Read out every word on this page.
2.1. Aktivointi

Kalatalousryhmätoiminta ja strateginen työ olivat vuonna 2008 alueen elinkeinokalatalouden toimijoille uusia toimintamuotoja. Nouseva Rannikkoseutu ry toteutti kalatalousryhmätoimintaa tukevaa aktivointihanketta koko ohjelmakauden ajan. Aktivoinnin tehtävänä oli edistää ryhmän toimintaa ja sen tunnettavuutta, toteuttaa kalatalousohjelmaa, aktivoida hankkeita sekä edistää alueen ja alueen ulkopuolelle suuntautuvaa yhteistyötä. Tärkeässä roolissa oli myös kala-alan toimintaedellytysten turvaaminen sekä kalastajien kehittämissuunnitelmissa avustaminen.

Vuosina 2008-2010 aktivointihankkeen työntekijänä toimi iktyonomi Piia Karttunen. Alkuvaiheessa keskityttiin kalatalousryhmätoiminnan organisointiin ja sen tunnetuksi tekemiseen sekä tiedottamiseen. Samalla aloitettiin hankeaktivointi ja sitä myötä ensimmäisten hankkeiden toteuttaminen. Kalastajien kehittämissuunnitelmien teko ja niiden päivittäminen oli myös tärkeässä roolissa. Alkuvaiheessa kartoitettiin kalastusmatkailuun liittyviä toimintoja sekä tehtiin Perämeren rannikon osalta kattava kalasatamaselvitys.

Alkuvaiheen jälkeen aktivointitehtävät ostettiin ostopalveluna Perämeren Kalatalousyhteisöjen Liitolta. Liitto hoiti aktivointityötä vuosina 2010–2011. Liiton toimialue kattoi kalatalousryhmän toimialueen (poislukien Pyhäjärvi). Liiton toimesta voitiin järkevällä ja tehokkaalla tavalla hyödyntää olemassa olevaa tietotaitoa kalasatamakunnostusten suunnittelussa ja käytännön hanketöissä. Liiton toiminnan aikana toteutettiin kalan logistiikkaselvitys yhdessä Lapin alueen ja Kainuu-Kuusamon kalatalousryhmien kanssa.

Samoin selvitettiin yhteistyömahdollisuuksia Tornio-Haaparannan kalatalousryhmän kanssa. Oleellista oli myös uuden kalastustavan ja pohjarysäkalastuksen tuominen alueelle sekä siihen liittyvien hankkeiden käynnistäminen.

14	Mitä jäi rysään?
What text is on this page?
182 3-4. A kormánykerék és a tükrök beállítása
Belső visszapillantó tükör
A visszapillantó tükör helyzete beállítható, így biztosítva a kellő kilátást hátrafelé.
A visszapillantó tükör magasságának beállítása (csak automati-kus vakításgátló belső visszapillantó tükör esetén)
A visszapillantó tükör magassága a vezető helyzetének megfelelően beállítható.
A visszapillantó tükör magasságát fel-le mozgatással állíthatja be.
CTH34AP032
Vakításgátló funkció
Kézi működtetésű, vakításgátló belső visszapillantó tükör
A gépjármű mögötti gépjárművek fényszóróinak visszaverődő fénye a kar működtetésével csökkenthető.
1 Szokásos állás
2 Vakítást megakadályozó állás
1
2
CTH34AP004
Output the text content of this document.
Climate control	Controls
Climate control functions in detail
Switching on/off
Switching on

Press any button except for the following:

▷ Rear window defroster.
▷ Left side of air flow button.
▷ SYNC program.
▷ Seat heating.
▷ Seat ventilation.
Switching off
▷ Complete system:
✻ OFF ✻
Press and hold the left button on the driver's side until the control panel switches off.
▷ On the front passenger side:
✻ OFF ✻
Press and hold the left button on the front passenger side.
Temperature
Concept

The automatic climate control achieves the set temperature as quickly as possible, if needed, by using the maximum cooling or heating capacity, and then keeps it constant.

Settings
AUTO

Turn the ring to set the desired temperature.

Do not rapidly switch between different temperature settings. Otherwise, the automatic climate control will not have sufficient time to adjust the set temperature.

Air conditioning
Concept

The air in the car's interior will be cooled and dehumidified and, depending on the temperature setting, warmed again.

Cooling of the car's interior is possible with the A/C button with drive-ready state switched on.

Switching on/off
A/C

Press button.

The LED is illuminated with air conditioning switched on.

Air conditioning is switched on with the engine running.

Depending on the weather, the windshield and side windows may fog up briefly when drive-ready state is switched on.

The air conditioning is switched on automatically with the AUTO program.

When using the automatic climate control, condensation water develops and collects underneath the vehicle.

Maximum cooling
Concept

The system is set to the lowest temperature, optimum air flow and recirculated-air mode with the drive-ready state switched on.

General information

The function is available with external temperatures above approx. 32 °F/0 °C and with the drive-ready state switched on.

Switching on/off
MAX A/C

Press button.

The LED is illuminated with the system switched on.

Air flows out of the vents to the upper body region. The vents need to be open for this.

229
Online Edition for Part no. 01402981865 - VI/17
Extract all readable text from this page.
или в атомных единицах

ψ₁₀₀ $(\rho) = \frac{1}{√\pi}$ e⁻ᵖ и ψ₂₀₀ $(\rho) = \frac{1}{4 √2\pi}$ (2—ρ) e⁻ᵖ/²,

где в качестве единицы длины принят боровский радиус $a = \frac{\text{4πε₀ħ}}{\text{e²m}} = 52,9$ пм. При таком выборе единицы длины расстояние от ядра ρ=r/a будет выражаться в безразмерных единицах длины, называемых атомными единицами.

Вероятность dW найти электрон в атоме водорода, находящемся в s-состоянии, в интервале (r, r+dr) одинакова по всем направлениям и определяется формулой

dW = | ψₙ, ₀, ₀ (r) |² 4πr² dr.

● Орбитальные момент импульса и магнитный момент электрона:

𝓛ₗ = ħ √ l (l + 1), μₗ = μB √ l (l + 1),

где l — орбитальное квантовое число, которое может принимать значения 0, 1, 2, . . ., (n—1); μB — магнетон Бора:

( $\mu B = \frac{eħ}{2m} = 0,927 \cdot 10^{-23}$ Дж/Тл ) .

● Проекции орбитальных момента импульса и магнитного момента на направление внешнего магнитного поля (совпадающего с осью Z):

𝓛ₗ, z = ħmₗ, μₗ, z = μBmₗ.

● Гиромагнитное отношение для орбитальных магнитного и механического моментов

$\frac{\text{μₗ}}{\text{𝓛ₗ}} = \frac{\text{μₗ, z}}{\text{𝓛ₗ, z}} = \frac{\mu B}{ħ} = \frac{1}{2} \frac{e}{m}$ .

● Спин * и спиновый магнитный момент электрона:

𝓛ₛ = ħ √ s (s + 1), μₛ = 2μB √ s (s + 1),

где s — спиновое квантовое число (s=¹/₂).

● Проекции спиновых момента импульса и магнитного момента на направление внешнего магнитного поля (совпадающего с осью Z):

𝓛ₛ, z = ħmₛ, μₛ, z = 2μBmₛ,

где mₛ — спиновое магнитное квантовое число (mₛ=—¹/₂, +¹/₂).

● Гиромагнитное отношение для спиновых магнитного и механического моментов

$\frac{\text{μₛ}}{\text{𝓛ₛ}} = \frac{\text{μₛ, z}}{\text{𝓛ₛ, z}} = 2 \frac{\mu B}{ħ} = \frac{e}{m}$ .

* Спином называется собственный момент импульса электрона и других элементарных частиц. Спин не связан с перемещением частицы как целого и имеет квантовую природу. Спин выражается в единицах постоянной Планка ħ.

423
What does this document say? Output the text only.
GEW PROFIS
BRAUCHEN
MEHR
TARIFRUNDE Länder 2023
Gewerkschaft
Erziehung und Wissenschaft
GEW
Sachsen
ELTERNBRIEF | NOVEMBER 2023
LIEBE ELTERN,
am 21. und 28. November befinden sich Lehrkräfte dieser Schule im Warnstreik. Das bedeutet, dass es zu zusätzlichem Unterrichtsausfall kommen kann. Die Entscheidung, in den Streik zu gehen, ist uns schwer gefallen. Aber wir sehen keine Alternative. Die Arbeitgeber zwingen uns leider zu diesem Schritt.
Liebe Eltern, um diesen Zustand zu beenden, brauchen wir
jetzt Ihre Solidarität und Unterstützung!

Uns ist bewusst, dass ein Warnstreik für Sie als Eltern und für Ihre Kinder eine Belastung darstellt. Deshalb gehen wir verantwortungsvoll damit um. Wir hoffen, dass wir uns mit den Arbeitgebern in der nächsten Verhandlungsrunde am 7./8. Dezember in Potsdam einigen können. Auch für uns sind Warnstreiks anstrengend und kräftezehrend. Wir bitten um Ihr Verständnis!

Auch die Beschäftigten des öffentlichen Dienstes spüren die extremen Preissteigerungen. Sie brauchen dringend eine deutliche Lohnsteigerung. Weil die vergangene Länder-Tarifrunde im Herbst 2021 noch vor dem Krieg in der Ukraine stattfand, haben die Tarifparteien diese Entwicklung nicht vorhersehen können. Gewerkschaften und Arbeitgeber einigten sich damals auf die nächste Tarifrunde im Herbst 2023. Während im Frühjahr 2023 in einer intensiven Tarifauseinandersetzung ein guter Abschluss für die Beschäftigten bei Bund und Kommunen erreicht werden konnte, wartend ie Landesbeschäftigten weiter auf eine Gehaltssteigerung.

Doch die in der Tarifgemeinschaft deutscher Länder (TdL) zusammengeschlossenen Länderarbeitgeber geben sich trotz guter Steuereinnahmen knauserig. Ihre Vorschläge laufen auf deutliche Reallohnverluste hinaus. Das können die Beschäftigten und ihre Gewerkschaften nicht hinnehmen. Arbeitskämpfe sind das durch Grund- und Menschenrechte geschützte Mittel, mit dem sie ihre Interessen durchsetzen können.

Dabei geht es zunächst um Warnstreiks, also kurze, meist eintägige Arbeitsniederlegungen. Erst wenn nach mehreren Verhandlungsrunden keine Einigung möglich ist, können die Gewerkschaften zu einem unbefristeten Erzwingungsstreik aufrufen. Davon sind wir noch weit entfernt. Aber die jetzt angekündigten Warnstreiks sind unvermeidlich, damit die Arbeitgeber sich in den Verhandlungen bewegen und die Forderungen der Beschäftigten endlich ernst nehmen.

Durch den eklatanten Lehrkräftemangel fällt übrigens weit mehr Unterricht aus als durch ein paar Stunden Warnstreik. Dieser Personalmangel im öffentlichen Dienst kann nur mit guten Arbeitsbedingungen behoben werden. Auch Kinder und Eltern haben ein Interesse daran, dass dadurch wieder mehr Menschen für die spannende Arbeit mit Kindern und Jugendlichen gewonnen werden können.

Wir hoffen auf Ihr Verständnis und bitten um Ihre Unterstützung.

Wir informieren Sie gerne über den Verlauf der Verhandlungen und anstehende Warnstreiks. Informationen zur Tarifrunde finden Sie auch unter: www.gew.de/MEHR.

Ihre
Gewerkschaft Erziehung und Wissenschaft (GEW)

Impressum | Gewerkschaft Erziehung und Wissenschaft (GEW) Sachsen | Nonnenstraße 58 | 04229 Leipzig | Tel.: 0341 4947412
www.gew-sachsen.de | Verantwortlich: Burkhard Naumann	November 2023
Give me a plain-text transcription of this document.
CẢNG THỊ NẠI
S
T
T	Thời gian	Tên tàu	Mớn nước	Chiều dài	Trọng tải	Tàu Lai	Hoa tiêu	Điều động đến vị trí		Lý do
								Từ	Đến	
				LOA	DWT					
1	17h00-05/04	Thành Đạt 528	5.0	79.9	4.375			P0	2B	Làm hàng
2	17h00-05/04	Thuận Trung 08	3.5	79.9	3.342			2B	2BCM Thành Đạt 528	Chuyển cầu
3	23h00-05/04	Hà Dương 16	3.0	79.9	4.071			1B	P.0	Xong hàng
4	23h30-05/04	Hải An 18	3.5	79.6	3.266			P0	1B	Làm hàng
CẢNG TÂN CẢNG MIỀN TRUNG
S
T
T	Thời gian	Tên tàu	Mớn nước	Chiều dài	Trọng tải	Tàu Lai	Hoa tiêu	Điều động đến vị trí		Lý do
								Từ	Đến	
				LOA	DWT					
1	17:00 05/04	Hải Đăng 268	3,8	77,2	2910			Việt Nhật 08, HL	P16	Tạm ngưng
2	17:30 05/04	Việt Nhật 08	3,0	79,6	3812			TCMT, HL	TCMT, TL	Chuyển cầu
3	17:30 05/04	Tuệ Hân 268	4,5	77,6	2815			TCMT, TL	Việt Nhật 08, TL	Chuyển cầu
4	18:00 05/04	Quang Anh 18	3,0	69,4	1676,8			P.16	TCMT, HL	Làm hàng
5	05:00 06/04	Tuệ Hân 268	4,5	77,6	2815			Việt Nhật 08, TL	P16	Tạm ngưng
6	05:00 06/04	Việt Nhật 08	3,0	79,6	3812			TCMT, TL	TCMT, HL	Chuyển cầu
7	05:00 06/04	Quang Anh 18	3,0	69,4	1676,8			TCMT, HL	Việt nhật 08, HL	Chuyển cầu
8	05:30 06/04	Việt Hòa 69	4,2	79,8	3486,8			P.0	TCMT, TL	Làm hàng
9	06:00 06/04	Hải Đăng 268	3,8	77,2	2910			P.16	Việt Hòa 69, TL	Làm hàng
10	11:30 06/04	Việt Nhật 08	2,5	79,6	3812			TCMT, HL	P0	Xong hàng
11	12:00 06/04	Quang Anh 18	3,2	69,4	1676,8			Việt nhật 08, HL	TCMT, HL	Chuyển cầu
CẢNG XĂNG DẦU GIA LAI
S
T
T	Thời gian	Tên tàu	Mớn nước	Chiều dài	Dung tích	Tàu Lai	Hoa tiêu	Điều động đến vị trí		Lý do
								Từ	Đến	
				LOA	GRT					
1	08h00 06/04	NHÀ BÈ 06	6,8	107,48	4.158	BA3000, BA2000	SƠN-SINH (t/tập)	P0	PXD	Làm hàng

-------

● **TASK GOAL**
Copy every line in the listing above where the string "interior" turns up.

● **RESULT FOR THIS EXERCISE**
The air in the car's interior will be cooled and dehumidified and, depending on the temperature setting, warmed again.
Cooling of the car's interior is possible with the A/C button with drive-ready state switched on.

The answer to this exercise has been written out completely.